[Data entries]
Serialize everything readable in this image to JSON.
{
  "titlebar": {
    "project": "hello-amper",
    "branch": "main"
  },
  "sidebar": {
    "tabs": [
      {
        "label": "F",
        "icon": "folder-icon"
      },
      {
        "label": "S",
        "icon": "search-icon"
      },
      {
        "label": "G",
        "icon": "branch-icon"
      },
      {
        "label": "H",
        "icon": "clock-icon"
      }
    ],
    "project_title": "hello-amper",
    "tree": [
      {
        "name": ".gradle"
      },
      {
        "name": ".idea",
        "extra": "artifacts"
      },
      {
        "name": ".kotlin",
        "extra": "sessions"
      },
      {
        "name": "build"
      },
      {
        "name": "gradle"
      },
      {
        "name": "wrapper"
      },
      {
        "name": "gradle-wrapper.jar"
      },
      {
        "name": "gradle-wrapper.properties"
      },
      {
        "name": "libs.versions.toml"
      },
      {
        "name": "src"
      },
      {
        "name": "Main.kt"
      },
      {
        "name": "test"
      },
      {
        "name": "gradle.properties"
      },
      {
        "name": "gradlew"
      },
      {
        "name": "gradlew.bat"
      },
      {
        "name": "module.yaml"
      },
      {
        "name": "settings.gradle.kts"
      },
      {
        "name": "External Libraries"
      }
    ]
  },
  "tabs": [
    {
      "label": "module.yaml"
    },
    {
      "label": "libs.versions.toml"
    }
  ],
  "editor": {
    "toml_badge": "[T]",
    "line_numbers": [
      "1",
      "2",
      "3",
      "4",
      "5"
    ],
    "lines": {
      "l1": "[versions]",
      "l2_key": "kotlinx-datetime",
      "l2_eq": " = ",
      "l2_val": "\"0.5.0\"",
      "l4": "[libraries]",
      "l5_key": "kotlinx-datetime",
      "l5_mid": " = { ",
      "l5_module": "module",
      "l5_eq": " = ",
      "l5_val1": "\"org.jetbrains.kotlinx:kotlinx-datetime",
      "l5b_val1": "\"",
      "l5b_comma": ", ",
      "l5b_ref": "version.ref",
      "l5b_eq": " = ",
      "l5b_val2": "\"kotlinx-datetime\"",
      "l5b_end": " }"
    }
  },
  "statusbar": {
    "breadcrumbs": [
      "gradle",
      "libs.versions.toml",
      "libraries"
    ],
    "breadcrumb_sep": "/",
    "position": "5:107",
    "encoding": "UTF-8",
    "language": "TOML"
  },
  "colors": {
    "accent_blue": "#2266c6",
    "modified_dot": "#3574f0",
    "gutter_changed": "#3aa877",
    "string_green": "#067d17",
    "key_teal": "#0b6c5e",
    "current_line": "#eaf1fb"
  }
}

To be done: Say how many lines of the data include the word "module". Nothing other than the number should be given.

Problem solution: 3